start Listing

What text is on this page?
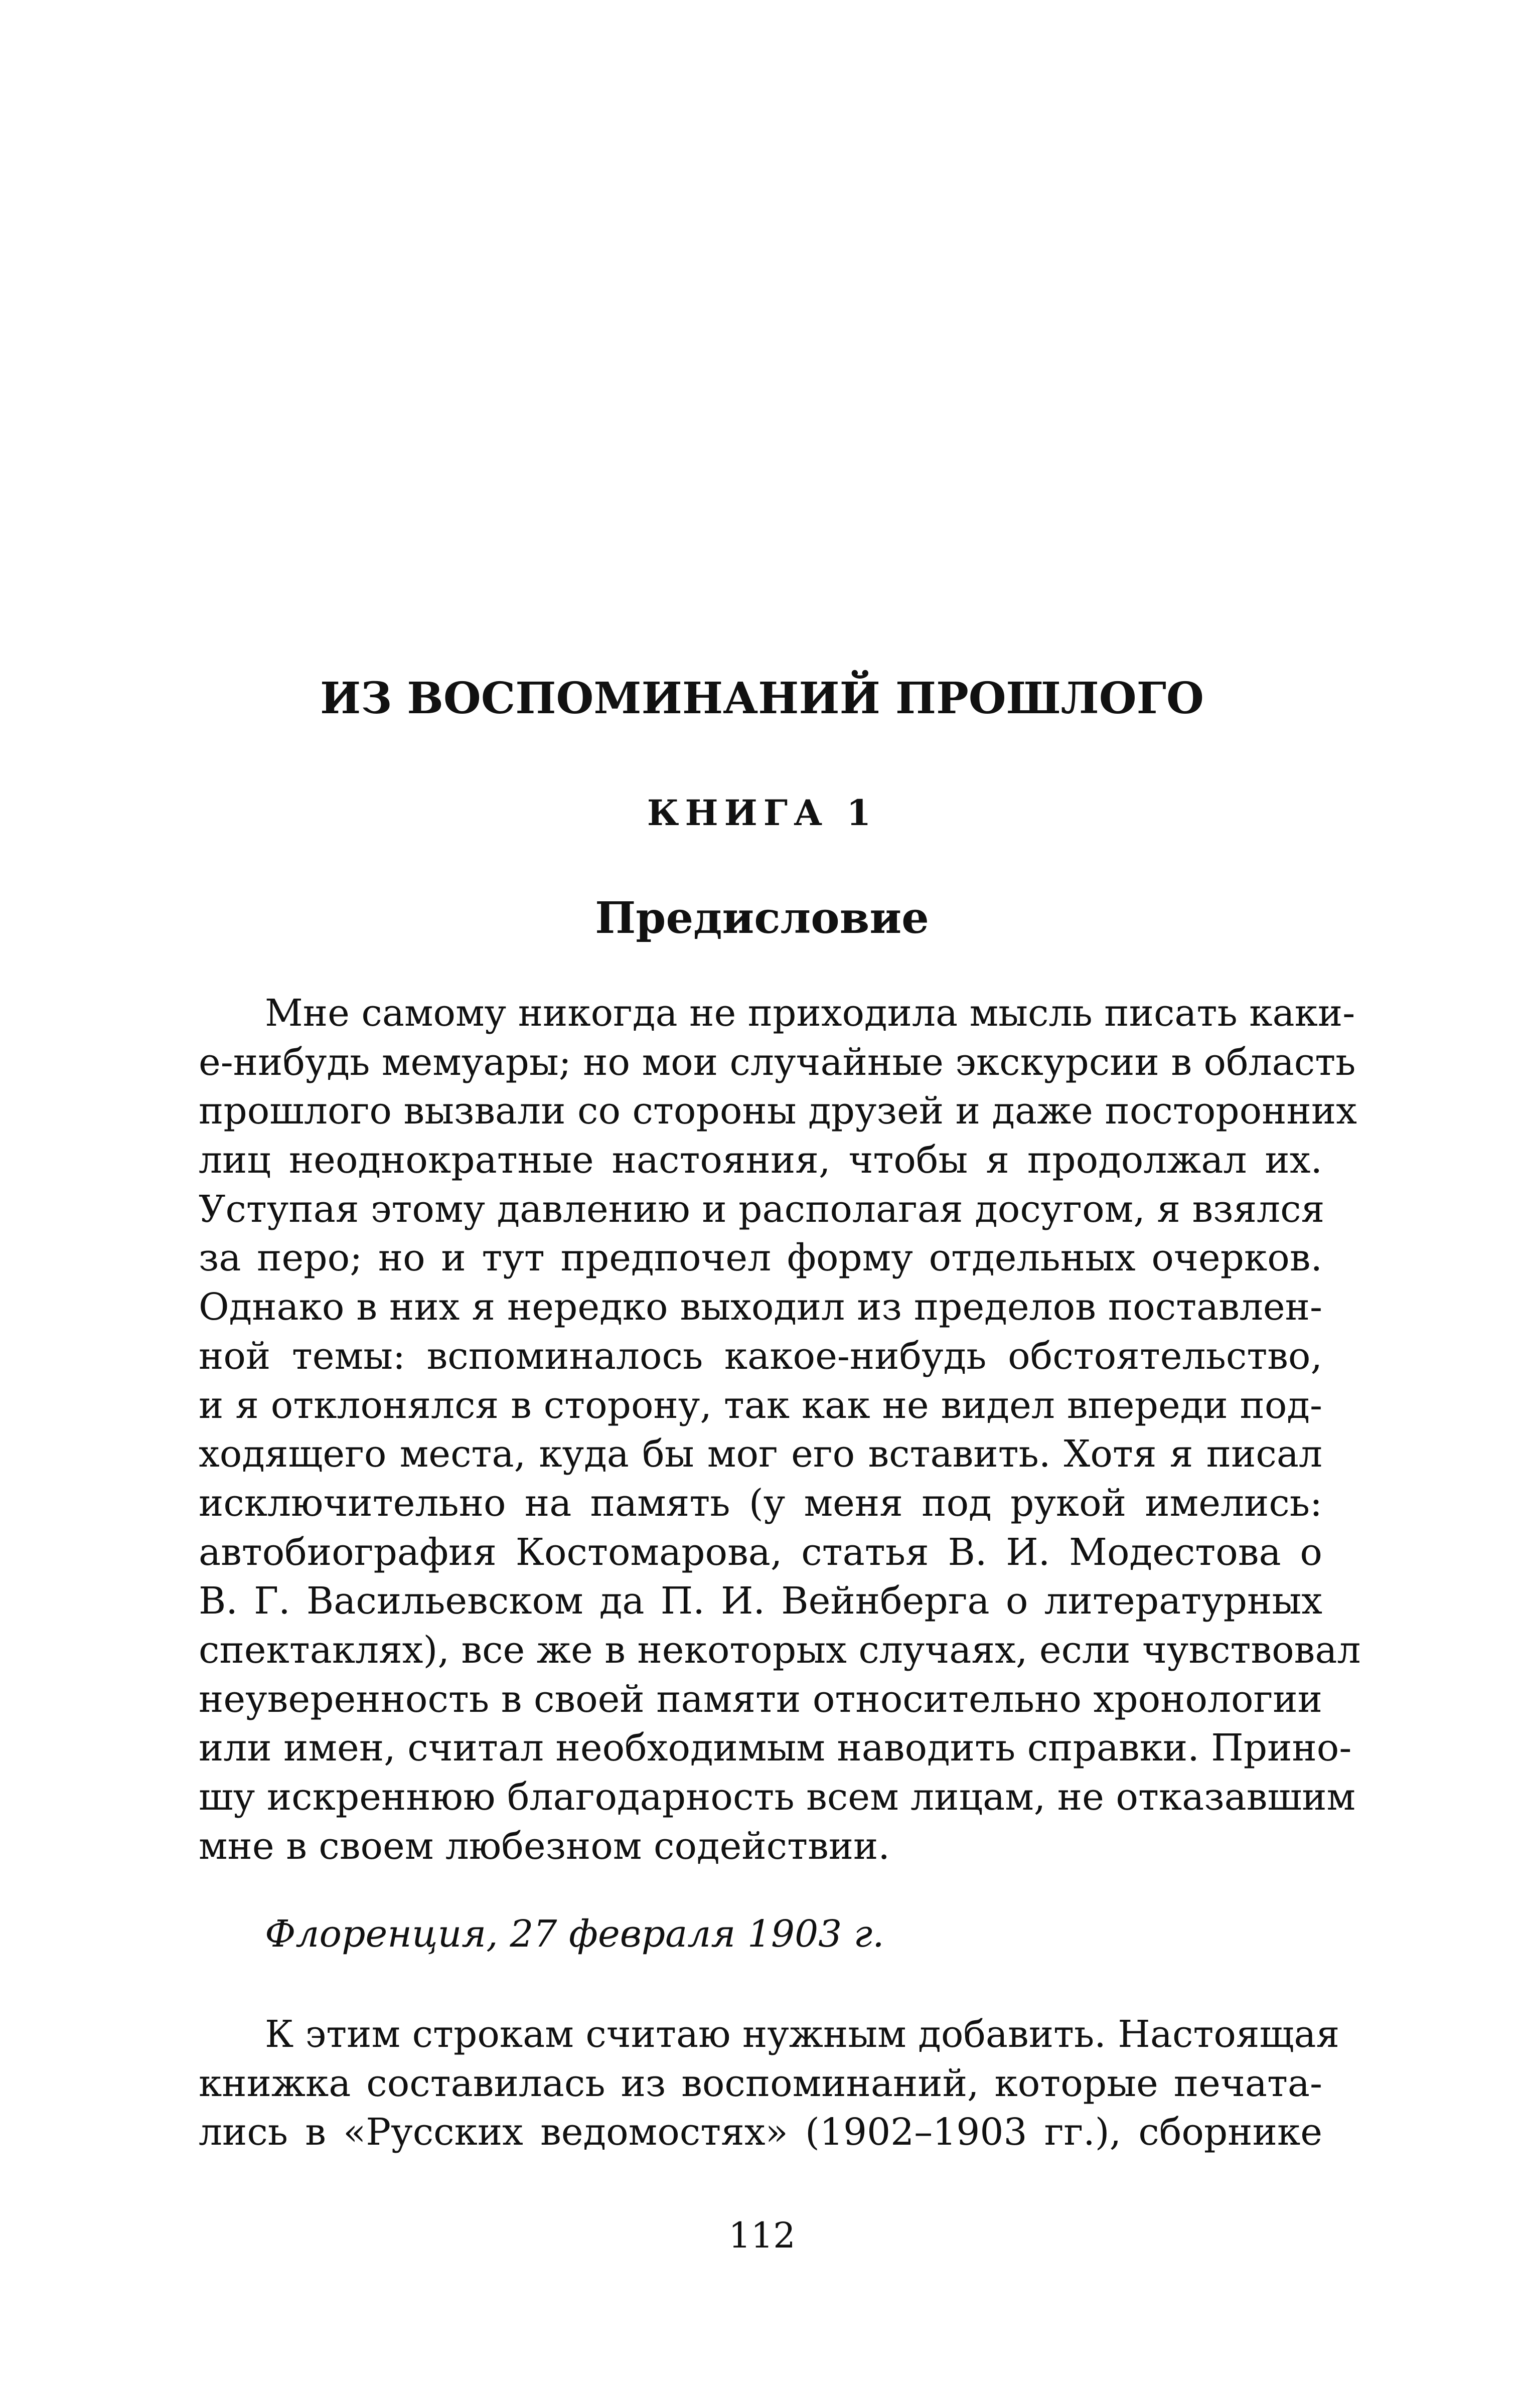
ИЗ ВОСПОМИНАНИЙ ПРОШЛОГО
КНИГА 1
Предисловие

Мне самому никогда не приходила мысль писать каки-
е-нибудь мемуары; но мои случайные экскурсии в область
прошлого вызвали со стороны друзей и даже посторонних
лиц неоднократные настояния, чтобы я продолжал их.
Уступая этому давлению и располагая досугом, я взялся
за перо; но и тут предпочел форму отдельных очерков.
Однако в них я нередко выходил из пределов поставлен-
ной темы: вспоминалось какое-нибудь обстоятельство,
и я отклонялся в сторону, так как не видел впереди под-
ходящего места, куда бы мог его вставить. Хотя я писал
исключительно на память (у меня под рукой имелись:
автобиография Костомарова, статья В. И. Модестова о
В. Г. Васильевском да П. И. Вейнберга о литературных
спектаклях), все же в некоторых случаях, если чувствовал
неуверенность в своей памяти относительно хронологии
или имен, считал необходимым наводить справки. Прино-
шу искреннюю благодарность всем лицам, не отказавшим
мне в своем любезном содействии.

Флоренция, 27 февраля 1903 г.

К этим строкам считаю нужным добавить. Настоящая
книжка составилась из воспоминаний, которые печата-
лись в «Русских ведомостях» (1902–1903 гг.), сборнике

112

end Listing

§ Objective
Give back each entry exactly as it appears, with no pictures.

§ Exercise result
What text is on this page?
ИЗ ВОСПОМИНАНИЙ ПРОШЛОГО
КНИГА 1
Предисловие

Мне самому никогда не приходила мысль писать каки-
е-нибудь мемуары; но мои случайные экскурсии в область
прошлого вызвали со стороны друзей и даже посторонних
лиц неоднократные настояния, чтобы я продолжал их.
Уступая этому давлению и располагая досугом, я взялся
за перо; но и тут предпочел форму отдельных очерков.
Однако в них я нередко выходил из пределов поставлен-
ной темы: вспоминалось какое-нибудь обстоятельство,
и я отклонялся в сторону, так как не видел впереди под-
ходящего места, куда бы мог его вставить. Хотя я писал
исключительно на память (у меня под рукой имелись:
автобиография Костомарова, статья В. И. Модестова о
В. Г. Васильевском да П. И. Вейнберга о литературных
спектаклях), все же в некоторых случаях, если чувствовал
неуверенность в своей памяти относительно хронологии
или имен, считал необходимым наводить справки. Прино-
шу искреннюю благодарность всем лицам, не отказавшим
мне в своем любезном содействии.

Флоренция, 27 февраля 1903 г.

К этим строкам считаю нужным добавить. Настоящая
книжка составилась из воспоминаний, которые печата-
лись в «Русских ведомостях» (1902–1903 гг.), сборнике

112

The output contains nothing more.